**PROBLEM REQUIREMENTS:**
Determine how many lines of the entries contain "this". Reply with that number alone.

**DATA PROVIDED:**
/---

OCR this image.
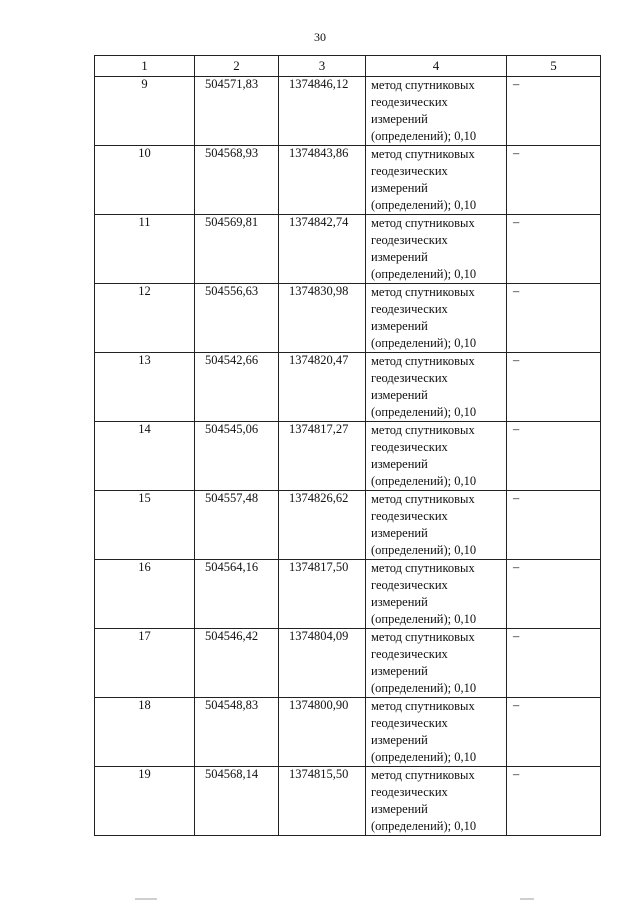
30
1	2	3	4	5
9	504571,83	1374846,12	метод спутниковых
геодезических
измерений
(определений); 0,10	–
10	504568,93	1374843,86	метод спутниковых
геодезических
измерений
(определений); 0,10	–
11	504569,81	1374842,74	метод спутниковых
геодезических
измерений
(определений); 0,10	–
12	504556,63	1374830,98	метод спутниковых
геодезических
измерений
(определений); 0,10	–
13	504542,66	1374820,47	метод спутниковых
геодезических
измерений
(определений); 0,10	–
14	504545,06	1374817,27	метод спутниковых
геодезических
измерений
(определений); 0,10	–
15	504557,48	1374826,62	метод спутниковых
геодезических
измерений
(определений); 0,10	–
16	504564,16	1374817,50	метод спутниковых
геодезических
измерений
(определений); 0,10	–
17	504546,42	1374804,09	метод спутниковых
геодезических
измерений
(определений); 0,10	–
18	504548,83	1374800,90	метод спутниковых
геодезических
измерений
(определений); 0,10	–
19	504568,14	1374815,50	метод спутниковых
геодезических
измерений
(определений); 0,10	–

\---
/---

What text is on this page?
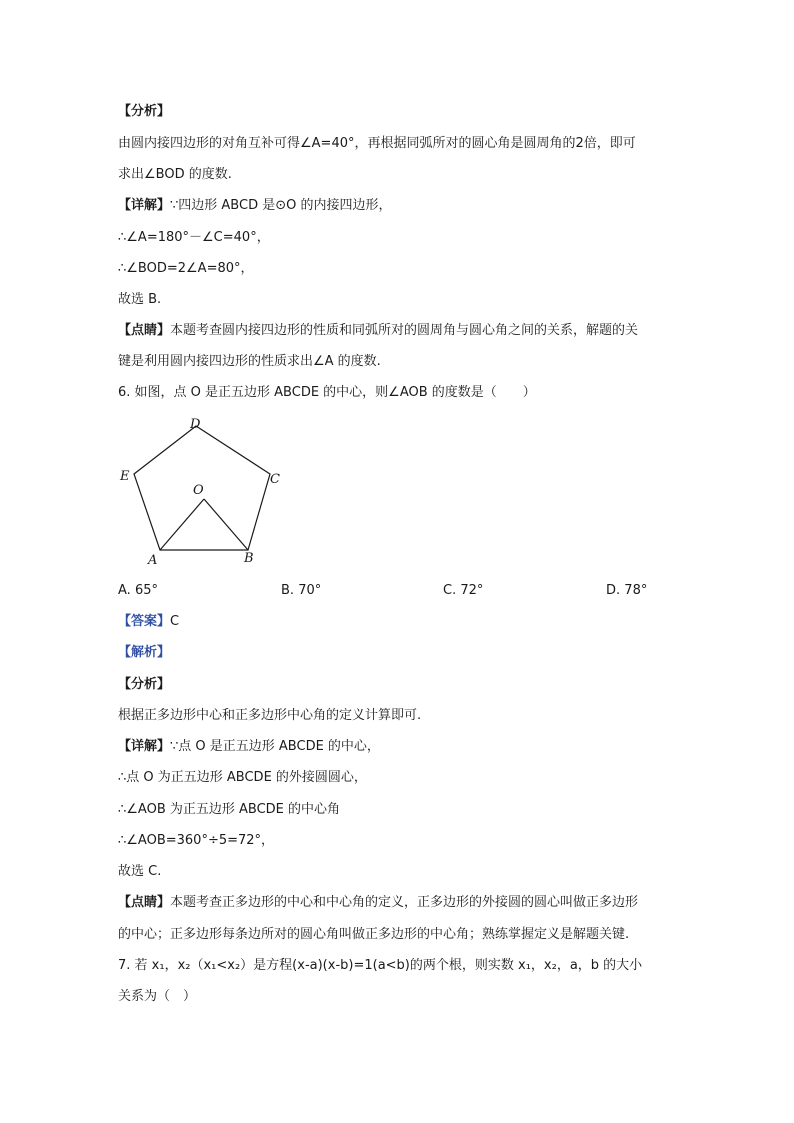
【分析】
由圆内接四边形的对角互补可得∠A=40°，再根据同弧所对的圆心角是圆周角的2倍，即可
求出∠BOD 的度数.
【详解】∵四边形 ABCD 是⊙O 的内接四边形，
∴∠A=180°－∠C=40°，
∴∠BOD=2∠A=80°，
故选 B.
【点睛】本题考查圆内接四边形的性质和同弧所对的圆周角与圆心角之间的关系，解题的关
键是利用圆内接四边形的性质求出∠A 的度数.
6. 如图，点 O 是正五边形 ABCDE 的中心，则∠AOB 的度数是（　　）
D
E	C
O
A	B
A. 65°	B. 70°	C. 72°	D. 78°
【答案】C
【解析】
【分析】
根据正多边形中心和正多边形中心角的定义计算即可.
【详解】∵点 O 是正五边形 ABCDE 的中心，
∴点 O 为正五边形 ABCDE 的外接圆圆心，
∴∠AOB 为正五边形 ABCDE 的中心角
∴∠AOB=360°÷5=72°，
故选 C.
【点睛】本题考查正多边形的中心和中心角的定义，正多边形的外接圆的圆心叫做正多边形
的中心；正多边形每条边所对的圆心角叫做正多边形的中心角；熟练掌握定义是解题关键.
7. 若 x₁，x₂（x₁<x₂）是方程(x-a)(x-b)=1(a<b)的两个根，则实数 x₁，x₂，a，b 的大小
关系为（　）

\---

**THE RESPONSE:**
2